• Exercise task:
Every entry must be given again exactly.

──────────────────────────────

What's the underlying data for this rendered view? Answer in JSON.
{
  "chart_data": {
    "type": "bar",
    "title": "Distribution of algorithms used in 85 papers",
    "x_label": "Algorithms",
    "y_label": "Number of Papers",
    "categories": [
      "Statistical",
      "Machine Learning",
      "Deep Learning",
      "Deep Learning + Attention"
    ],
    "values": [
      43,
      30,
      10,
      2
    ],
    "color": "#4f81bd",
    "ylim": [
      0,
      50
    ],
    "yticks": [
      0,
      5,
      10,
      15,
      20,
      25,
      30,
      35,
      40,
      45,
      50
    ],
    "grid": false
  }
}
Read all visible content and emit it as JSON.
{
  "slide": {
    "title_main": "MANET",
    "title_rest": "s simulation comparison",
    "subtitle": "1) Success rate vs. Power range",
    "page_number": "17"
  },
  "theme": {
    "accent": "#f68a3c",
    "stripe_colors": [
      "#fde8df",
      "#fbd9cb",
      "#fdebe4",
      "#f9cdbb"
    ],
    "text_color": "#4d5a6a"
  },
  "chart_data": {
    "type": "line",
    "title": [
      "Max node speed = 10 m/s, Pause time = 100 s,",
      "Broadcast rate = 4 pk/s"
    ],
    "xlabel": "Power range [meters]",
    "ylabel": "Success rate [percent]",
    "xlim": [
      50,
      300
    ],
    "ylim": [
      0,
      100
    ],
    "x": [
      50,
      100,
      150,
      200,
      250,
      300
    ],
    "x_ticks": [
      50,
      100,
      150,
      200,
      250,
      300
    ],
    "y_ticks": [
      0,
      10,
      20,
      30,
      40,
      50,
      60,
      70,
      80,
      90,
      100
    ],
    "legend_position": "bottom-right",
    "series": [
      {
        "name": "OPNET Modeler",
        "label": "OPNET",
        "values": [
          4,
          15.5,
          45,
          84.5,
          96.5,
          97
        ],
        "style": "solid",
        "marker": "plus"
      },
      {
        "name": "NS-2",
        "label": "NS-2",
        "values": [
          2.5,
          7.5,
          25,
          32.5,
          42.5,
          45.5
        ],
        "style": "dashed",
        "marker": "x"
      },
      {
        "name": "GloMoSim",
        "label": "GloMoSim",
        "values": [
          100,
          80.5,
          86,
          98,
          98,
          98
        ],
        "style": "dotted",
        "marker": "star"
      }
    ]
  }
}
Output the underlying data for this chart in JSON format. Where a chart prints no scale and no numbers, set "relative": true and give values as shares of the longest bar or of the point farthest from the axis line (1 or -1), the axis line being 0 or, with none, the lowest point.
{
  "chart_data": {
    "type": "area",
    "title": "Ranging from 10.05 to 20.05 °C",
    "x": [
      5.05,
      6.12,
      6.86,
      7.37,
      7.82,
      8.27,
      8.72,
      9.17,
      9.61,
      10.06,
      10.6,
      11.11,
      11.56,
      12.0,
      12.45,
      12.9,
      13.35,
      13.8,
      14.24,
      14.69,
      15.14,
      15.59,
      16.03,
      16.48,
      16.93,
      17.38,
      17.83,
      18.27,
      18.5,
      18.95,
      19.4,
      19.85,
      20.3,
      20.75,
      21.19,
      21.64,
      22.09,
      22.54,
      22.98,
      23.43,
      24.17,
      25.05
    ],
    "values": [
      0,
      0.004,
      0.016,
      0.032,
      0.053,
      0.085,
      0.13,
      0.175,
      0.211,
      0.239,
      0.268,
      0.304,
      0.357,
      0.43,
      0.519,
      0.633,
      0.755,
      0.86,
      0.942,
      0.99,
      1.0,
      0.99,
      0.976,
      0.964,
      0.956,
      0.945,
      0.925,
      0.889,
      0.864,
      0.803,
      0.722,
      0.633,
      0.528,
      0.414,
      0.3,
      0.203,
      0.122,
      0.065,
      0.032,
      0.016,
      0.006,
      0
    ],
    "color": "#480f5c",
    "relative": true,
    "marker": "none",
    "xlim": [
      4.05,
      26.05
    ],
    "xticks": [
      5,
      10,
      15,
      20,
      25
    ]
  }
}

──────────────────────────────

• Output below:
What's the underlying data for this rendered view? Answer in JSON.
{
  "chart_data": {
    "type": "bar",
    "title": "Distribution of algorithms used in 85 papers",
    "x_label": "Algorithms",
    "y_label": "Number of Papers",
    "categories": [
      "Statistical",
      "Machine Learning",
      "Deep Learning",
      "Deep Learning + Attention"
    ],
    "values": [
      43,
      30,
      10,
      2
    ],
    "color": "#4f81bd",
    "ylim": [
      0,
      50
    ],
    "yticks": [
      0,
      5,
      10,
      15,
      20,
      25,
      30,
      35,
      40,
      45,
      50
    ],
    "grid": false
  }
}
Read all visible content and emit it as JSON.
{
  "slide": {
    "title_main": "MANET",
    "title_rest": "s simulation comparison",
    "subtitle": "1) Success rate vs. Power range",
    "page_number": "17"
  },
  "theme": {
    "accent": "#f68a3c",
    "stripe_colors": [
      "#fde8df",
      "#fbd9cb",
      "#fdebe4",
      "#f9cdbb"
    ],
    "text_color": "#4d5a6a"
  },
  "chart_data": {
    "type": "line",
    "title": [
      "Max node speed = 10 m/s, Pause time = 100 s,",
      "Broadcast rate = 4 pk/s"
    ],
    "xlabel": "Power range [meters]",
    "ylabel": "Success rate [percent]",
    "xlim": [
      50,
      300
    ],
    "ylim": [
      0,
      100
    ],
    "x": [
      50,
      100,
      150,
      200,
      250,
      300
    ],
    "x_ticks": [
      50,
      100,
      150,
      200,
      250,
      300
    ],
    "y_ticks": [
      0,
      10,
      20,
      30,
      40,
      50,
      60,
      70,
      80,
      90,
      100
    ],
    "legend_position": "bottom-right",
    "series": [
      {
        "name": "OPNET Modeler",
        "label": "OPNET",
        "values": [
          4,
          15.5,
          45,
          84.5,
          96.5,
          97
        ],
        "style": "solid",
        "marker": "plus"
      },
      {
        "name": "NS-2",
        "label": "NS-2",
        "values": [
          2.5,
          7.5,
          25,
          32.5,
          42.5,
          45.5
        ],
        "style": "dashed",
        "marker": "x"
      },
      {
        "name": "GloMoSim",
        "label": "GloMoSim",
        "values": [
          100,
          80.5,
          86,
          98,
          98,
          98
        ],
        "style": "dotted",
        "marker": "star"
      }
    ]
  }
}
Output the underlying data for this chart in JSON format. Where a chart prints no scale and no numbers, set "relative": true and give values as shares of the longest bar or of the point farthest from the axis line (1 or -1), the axis line being 0 or, with none, the lowest point.
{
  "chart_data": {
    "type": "area",
    "title": "Ranging from 10.05 to 20.05 °C",
    "x": [
      5.05,
      6.12,
      6.86,
      7.37,
      7.82,
      8.27,
      8.72,
      9.17,
      9.61,
      10.06,
      10.6,
      11.11,
      11.56,
      12.0,
      12.45,
      12.9,
      13.35,
      13.8,
      14.24,
      14.69,
      15.14,
      15.59,
      16.03,
      16.48,
      16.93,
      17.38,
      17.83,
      18.27,
      18.5,
      18.95,
      19.4,
      19.85,
      20.3,
      20.75,
      21.19,
      21.64,
      22.09,
      22.54,
      22.98,
      23.43,
      24.17,
      25.05
    ],
    "values": [
      0,
      0.004,
      0.016,
      0.032,
      0.053,
      0.085,
      0.13,
      0.175,
      0.211,
      0.239,
      0.268,
      0.304,
      0.357,
      0.43,
      0.519,
      0.633,
      0.755,
      0.86,
      0.942,
      0.99,
      1.0,
      0.99,
      0.976,
      0.964,
      0.956,
      0.945,
      0.925,
      0.889,
      0.864,
      0.803,
      0.722,
      0.633,
      0.528,
      0.414,
      0.3,
      0.203,
      0.122,
      0.065,
      0.032,
      0.016,
      0.006,
      0
    ],
    "color": "#480f5c",
    "relative": true,
    "marker": "none",
    "xlim": [
      4.05,
      26.05
    ],
    "xticks": [
      5,
      10,
      15,
      20,
      25
    ]
  }
}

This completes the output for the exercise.